▸ Given data
::::::::::

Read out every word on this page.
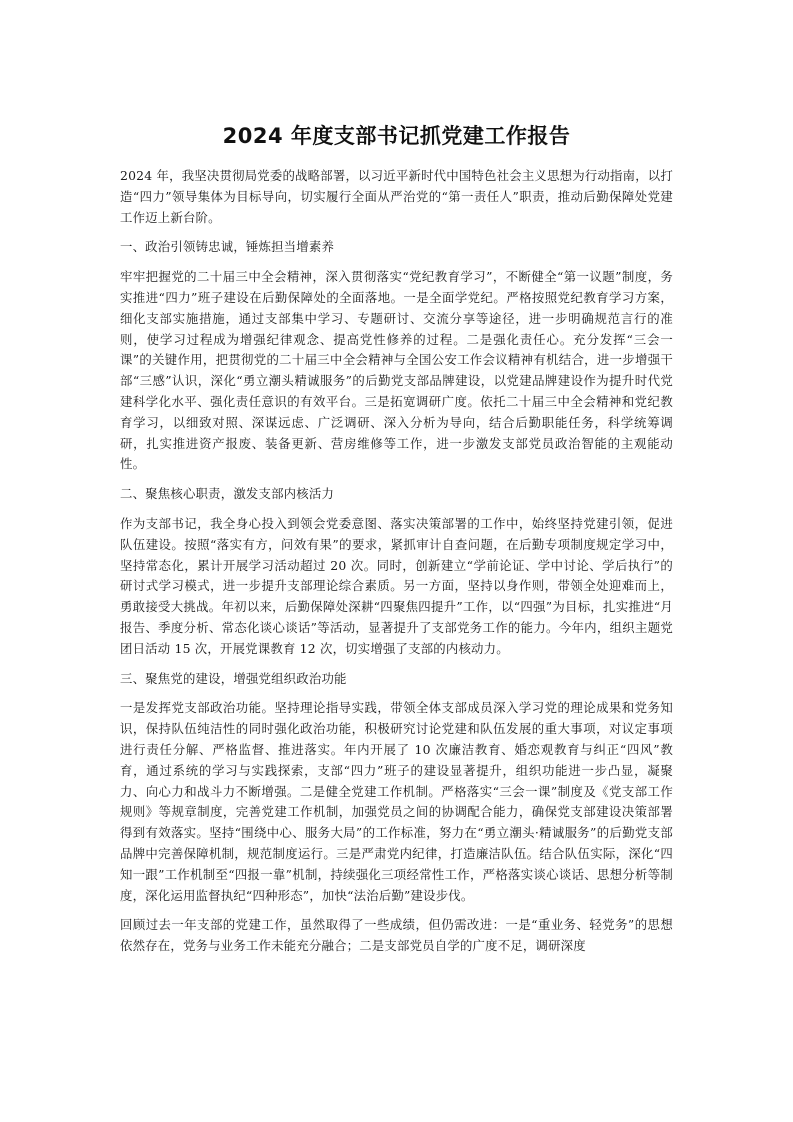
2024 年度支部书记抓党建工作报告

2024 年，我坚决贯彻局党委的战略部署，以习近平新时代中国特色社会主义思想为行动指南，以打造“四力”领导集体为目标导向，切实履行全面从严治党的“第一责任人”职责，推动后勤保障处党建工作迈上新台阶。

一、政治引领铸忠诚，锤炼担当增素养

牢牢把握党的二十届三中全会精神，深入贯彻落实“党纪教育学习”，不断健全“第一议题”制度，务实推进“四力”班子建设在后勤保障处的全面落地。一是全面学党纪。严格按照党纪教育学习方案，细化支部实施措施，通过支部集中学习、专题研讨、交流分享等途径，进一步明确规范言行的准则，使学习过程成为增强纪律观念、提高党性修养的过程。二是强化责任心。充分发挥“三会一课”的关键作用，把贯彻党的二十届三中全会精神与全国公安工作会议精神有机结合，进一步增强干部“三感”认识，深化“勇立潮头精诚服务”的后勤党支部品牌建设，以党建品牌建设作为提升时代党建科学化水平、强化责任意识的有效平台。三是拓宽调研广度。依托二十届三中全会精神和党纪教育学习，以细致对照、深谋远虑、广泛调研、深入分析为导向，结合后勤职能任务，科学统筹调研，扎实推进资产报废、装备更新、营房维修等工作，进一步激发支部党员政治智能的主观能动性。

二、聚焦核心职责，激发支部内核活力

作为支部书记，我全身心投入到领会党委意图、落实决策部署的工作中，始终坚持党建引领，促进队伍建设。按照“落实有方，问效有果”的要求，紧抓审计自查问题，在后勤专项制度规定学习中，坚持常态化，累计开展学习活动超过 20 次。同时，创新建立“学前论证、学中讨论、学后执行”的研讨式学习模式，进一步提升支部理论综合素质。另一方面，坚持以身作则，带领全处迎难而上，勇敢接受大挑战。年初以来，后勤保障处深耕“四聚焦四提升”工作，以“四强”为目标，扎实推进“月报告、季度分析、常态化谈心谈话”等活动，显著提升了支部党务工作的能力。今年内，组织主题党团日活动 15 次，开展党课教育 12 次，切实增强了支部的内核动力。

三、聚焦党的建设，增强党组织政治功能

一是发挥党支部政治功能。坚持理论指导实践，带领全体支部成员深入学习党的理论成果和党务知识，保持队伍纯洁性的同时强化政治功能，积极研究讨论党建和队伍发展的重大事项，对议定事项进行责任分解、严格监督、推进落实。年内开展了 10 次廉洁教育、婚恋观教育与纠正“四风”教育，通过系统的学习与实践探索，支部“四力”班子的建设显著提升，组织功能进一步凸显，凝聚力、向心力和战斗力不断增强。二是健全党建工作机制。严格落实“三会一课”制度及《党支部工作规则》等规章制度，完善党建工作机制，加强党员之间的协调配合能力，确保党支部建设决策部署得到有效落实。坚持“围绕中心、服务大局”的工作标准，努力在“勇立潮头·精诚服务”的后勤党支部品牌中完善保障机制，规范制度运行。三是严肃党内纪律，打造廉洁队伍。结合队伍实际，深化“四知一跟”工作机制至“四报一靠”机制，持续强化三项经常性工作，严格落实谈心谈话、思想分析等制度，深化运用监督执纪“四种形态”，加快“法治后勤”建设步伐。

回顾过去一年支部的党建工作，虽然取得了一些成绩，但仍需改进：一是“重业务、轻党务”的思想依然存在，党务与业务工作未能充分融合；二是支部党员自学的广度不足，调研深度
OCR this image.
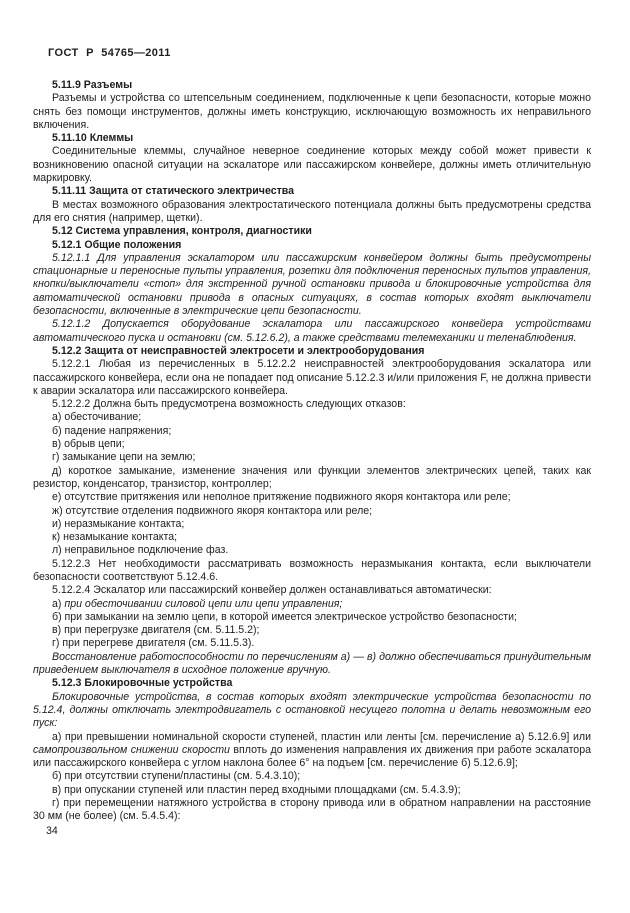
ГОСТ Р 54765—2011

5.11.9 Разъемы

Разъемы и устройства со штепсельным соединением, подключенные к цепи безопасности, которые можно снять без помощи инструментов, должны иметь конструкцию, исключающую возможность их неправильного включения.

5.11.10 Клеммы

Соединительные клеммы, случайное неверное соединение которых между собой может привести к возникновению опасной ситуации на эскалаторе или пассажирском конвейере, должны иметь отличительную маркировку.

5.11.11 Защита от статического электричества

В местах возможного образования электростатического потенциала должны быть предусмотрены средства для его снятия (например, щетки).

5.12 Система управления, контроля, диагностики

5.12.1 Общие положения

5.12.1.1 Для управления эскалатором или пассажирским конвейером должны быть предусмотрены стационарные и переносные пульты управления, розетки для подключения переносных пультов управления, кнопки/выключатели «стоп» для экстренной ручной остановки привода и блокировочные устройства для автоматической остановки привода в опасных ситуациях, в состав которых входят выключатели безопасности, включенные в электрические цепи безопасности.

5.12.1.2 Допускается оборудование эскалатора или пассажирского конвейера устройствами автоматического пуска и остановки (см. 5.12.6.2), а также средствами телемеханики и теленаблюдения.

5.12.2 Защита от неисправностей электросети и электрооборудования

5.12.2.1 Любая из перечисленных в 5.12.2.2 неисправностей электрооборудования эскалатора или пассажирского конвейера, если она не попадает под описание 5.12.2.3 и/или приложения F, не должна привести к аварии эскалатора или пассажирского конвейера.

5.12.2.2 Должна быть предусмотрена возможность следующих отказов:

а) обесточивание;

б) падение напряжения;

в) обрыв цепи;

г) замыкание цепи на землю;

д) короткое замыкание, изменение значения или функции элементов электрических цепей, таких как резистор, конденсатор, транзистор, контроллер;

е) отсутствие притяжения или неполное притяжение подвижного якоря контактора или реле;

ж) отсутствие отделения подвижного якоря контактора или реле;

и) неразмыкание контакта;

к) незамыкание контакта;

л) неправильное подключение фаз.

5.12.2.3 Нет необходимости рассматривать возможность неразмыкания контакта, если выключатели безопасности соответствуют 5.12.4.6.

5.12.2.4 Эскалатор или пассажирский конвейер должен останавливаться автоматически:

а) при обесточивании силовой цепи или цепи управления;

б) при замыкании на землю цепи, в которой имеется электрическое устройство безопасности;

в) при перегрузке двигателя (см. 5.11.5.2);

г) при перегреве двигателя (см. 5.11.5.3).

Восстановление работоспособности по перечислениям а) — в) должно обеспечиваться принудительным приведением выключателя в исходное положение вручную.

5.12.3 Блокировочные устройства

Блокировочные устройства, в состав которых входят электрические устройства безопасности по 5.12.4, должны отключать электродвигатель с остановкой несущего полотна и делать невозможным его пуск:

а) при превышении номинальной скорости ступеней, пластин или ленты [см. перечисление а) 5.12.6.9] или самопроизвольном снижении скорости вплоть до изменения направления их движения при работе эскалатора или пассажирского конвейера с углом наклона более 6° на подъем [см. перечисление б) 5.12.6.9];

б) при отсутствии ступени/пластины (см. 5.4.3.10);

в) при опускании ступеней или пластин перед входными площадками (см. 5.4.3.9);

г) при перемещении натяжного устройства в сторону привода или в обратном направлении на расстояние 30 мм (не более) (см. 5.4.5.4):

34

::::::::::

▸ Work required
Print every entry above again without changing a word, and omit the pictures.

▸ Result for this task
Read out every word on this page.
2024 年度支部书记抓党建工作报告

2024 年，我坚决贯彻局党委的战略部署，以习近平新时代中国特色社会主义思想为行动指南，以打造“四力”领导集体为目标导向，切实履行全面从严治党的“第一责任人”职责，推动后勤保障处党建工作迈上新台阶。

一、政治引领铸忠诚，锤炼担当增素养

牢牢把握党的二十届三中全会精神，深入贯彻落实“党纪教育学习”，不断健全“第一议题”制度，务实推进“四力”班子建设在后勤保障处的全面落地。一是全面学党纪。严格按照党纪教育学习方案，细化支部实施措施，通过支部集中学习、专题研讨、交流分享等途径，进一步明确规范言行的准则，使学习过程成为增强纪律观念、提高党性修养的过程。二是强化责任心。充分发挥“三会一课”的关键作用，把贯彻党的二十届三中全会精神与全国公安工作会议精神有机结合，进一步增强干部“三感”认识，深化“勇立潮头精诚服务”的后勤党支部品牌建设，以党建品牌建设作为提升时代党建科学化水平、强化责任意识的有效平台。三是拓宽调研广度。依托二十届三中全会精神和党纪教育学习，以细致对照、深谋远虑、广泛调研、深入分析为导向，结合后勤职能任务，科学统筹调研，扎实推进资产报废、装备更新、营房维修等工作，进一步激发支部党员政治智能的主观能动性。

二、聚焦核心职责，激发支部内核活力

作为支部书记，我全身心投入到领会党委意图、落实决策部署的工作中，始终坚持党建引领，促进队伍建设。按照“落实有方，问效有果”的要求，紧抓审计自查问题，在后勤专项制度规定学习中，坚持常态化，累计开展学习活动超过 20 次。同时，创新建立“学前论证、学中讨论、学后执行”的研讨式学习模式，进一步提升支部理论综合素质。另一方面，坚持以身作则，带领全处迎难而上，勇敢接受大挑战。年初以来，后勤保障处深耕“四聚焦四提升”工作，以“四强”为目标，扎实推进“月报告、季度分析、常态化谈心谈话”等活动，显著提升了支部党务工作的能力。今年内，组织主题党团日活动 15 次，开展党课教育 12 次，切实增强了支部的内核动力。

三、聚焦党的建设，增强党组织政治功能

一是发挥党支部政治功能。坚持理论指导实践，带领全体支部成员深入学习党的理论成果和党务知识，保持队伍纯洁性的同时强化政治功能，积极研究讨论党建和队伍发展的重大事项，对议定事项进行责任分解、严格监督、推进落实。年内开展了 10 次廉洁教育、婚恋观教育与纠正“四风”教育，通过系统的学习与实践探索，支部“四力”班子的建设显著提升，组织功能进一步凸显，凝聚力、向心力和战斗力不断增强。二是健全党建工作机制。严格落实“三会一课”制度及《党支部工作规则》等规章制度，完善党建工作机制，加强党员之间的协调配合能力，确保党支部建设决策部署得到有效落实。坚持“围绕中心、服务大局”的工作标准，努力在“勇立潮头·精诚服务”的后勤党支部品牌中完善保障机制，规范制度运行。三是严肃党内纪律，打造廉洁队伍。结合队伍实际，深化“四知一跟”工作机制至“四报一靠”机制，持续强化三项经常性工作，严格落实谈心谈话、思想分析等制度，深化运用监督执纪“四种形态”，加快“法治后勤”建设步伐。

回顾过去一年支部的党建工作，虽然取得了一些成绩，但仍需改进：一是“重业务、轻党务”的思想依然存在，党务与业务工作未能充分融合；二是支部党员自学的广度不足，调研深度
OCR this image.
ГОСТ Р 54765—2011

5.11.9 Разъемы

Разъемы и устройства со штепсельным соединением, подключенные к цепи безопасности, которые можно снять без помощи инструментов, должны иметь конструкцию, исключающую возможность их неправильного включения.

5.11.10 Клеммы

Соединительные клеммы, случайное неверное соединение которых между собой может привести к возникновению опасной ситуации на эскалаторе или пассажирском конвейере, должны иметь отличительную маркировку.

5.11.11 Защита от статического электричества

В местах возможного образования электростатического потенциала должны быть предусмотрены средства для его снятия (например, щетки).

5.12 Система управления, контроля, диагностики

5.12.1 Общие положения

5.12.1.1 Для управления эскалатором или пассажирским конвейером должны быть предусмотрены стационарные и переносные пульты управления, розетки для подключения переносных пультов управления, кнопки/выключатели «стоп» для экстренной ручной остановки привода и блокировочные устройства для автоматической остановки привода в опасных ситуациях, в состав которых входят выключатели безопасности, включенные в электрические цепи безопасности.

5.12.1.2 Допускается оборудование эскалатора или пассажирского конвейера устройствами автоматического пуска и остановки (см. 5.12.6.2), а также средствами телемеханики и теленаблюдения.

5.12.2 Защита от неисправностей электросети и электрооборудования

5.12.2.1 Любая из перечисленных в 5.12.2.2 неисправностей электрооборудования эскалатора или пассажирского конвейера, если она не попадает под описание 5.12.2.3 и/или приложения F, не должна привести к аварии эскалатора или пассажирского конвейера.

5.12.2.2 Должна быть предусмотрена возможность следующих отказов:

а) обесточивание;

б) падение напряжения;

в) обрыв цепи;

г) замыкание цепи на землю;

д) короткое замыкание, изменение значения или функции элементов электрических цепей, таких как резистор, конденсатор, транзистор, контроллер;

е) отсутствие притяжения или неполное притяжение подвижного якоря контактора или реле;

ж) отсутствие отделения подвижного якоря контактора или реле;

и) неразмыкание контакта;

к) незамыкание контакта;

л) неправильное подключение фаз.

5.12.2.3 Нет необходимости рассматривать возможность неразмыкания контакта, если выключатели безопасности соответствуют 5.12.4.6.

5.12.2.4 Эскалатор или пассажирский конвейер должен останавливаться автоматически:

а) при обесточивании силовой цепи или цепи управления;

б) при замыкании на землю цепи, в которой имеется электрическое устройство безопасности;

в) при перегрузке двигателя (см. 5.11.5.2);

г) при перегреве двигателя (см. 5.11.5.3).

Восстановление работоспособности по перечислениям а) — в) должно обеспечиваться принудительным приведением выключателя в исходное положение вручную.

5.12.3 Блокировочные устройства

Блокировочные устройства, в состав которых входят электрические устройства безопасности по 5.12.4, должны отключать электродвигатель с остановкой несущего полотна и делать невозможным его пуск:

а) при превышении номинальной скорости ступеней, пластин или ленты [см. перечисление а) 5.12.6.9] или самопроизвольном снижении скорости вплоть до изменения направления их движения при работе эскалатора или пассажирского конвейера с углом наклона более 6° на подъем [см. перечисление б) 5.12.6.9];

б) при отсутствии ступени/пластины (см. 5.4.3.10);

в) при опускании ступеней или пластин перед входными площадками (см. 5.4.3.9);

г) при перемещении натяжного устройства в сторону привода или в обратном направлении на расстояние 30 мм (не более) (см. 5.4.5.4):

34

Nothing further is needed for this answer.